_TASK DESCRIPTION_
All the records that follow need to be reproduced exactly. Omit the images.

_ENTRIES SHOWN_
☆ ☆ ☆

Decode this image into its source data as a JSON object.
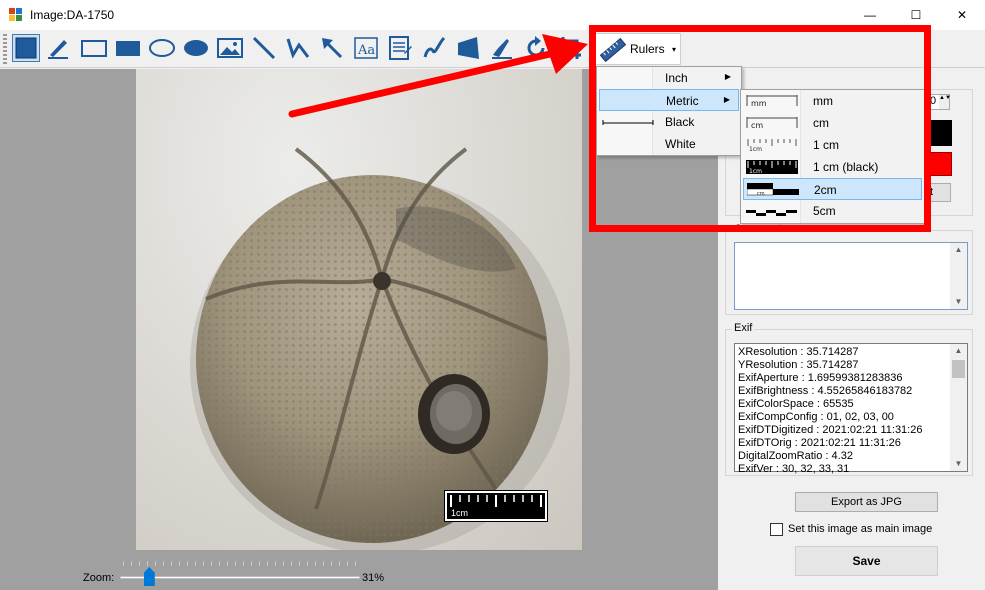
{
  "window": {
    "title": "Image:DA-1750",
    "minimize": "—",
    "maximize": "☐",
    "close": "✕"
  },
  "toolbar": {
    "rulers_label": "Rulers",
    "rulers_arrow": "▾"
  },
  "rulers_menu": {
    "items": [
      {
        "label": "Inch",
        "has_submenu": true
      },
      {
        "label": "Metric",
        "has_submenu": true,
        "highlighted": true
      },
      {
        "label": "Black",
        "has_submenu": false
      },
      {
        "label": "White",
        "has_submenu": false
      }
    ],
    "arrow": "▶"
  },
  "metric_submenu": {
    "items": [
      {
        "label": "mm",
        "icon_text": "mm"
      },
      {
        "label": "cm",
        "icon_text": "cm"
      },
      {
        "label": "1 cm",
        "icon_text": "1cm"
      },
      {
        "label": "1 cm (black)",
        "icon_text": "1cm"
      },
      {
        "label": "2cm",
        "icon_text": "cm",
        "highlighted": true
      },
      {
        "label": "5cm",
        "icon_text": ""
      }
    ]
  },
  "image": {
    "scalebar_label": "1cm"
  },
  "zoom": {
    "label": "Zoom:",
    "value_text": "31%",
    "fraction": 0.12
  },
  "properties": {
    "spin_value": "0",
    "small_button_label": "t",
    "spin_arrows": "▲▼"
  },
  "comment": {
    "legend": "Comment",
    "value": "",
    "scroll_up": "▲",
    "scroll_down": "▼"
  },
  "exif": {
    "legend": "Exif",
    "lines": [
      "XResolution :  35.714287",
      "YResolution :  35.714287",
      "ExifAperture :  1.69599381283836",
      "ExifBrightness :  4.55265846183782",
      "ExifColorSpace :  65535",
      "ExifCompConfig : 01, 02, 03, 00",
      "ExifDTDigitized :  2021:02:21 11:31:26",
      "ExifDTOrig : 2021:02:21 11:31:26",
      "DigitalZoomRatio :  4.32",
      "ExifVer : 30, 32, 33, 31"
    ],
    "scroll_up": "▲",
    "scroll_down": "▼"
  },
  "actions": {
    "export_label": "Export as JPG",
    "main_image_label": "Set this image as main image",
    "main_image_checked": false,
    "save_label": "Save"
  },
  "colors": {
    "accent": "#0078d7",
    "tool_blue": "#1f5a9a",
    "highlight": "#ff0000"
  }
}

☆ ☆ ☆

_REPLY_
Decode this image into its source data as a JSON object.
{
  "window": {
    "title": "Image:DA-1750",
    "minimize": "—",
    "maximize": "☐",
    "close": "✕"
  },
  "toolbar": {
    "rulers_label": "Rulers",
    "rulers_arrow": "▾"
  },
  "rulers_menu": {
    "items": [
      {
        "label": "Inch",
        "has_submenu": true
      },
      {
        "label": "Metric",
        "has_submenu": true,
        "highlighted": true
      },
      {
        "label": "Black",
        "has_submenu": false
      },
      {
        "label": "White",
        "has_submenu": false
      }
    ],
    "arrow": "▶"
  },
  "metric_submenu": {
    "items": [
      {
        "label": "mm",
        "icon_text": "mm"
      },
      {
        "label": "cm",
        "icon_text": "cm"
      },
      {
        "label": "1 cm",
        "icon_text": "1cm"
      },
      {
        "label": "1 cm (black)",
        "icon_text": "1cm"
      },
      {
        "label": "2cm",
        "icon_text": "cm",
        "highlighted": true
      },
      {
        "label": "5cm",
        "icon_text": ""
      }
    ]
  },
  "image": {
    "scalebar_label": "1cm"
  },
  "zoom": {
    "label": "Zoom:",
    "value_text": "31%",
    "fraction": 0.12
  },
  "properties": {
    "spin_value": "0",
    "small_button_label": "t",
    "spin_arrows": "▲▼"
  },
  "comment": {
    "legend": "Comment",
    "value": "",
    "scroll_up": "▲",
    "scroll_down": "▼"
  },
  "exif": {
    "legend": "Exif",
    "lines": [
      "XResolution :  35.714287",
      "YResolution :  35.714287",
      "ExifAperture :  1.69599381283836",
      "ExifBrightness :  4.55265846183782",
      "ExifColorSpace :  65535",
      "ExifCompConfig : 01, 02, 03, 00",
      "ExifDTDigitized :  2021:02:21 11:31:26",
      "ExifDTOrig : 2021:02:21 11:31:26",
      "DigitalZoomRatio :  4.32",
      "ExifVer : 30, 32, 33, 31"
    ],
    "scroll_up": "▲",
    "scroll_down": "▼"
  },
  "actions": {
    "export_label": "Export as JPG",
    "main_image_label": "Set this image as main image",
    "main_image_checked": false,
    "save_label": "Save"
  },
  "colors": {
    "accent": "#0078d7",
    "tool_blue": "#1f5a9a",
    "highlight": "#ff0000"
  }
}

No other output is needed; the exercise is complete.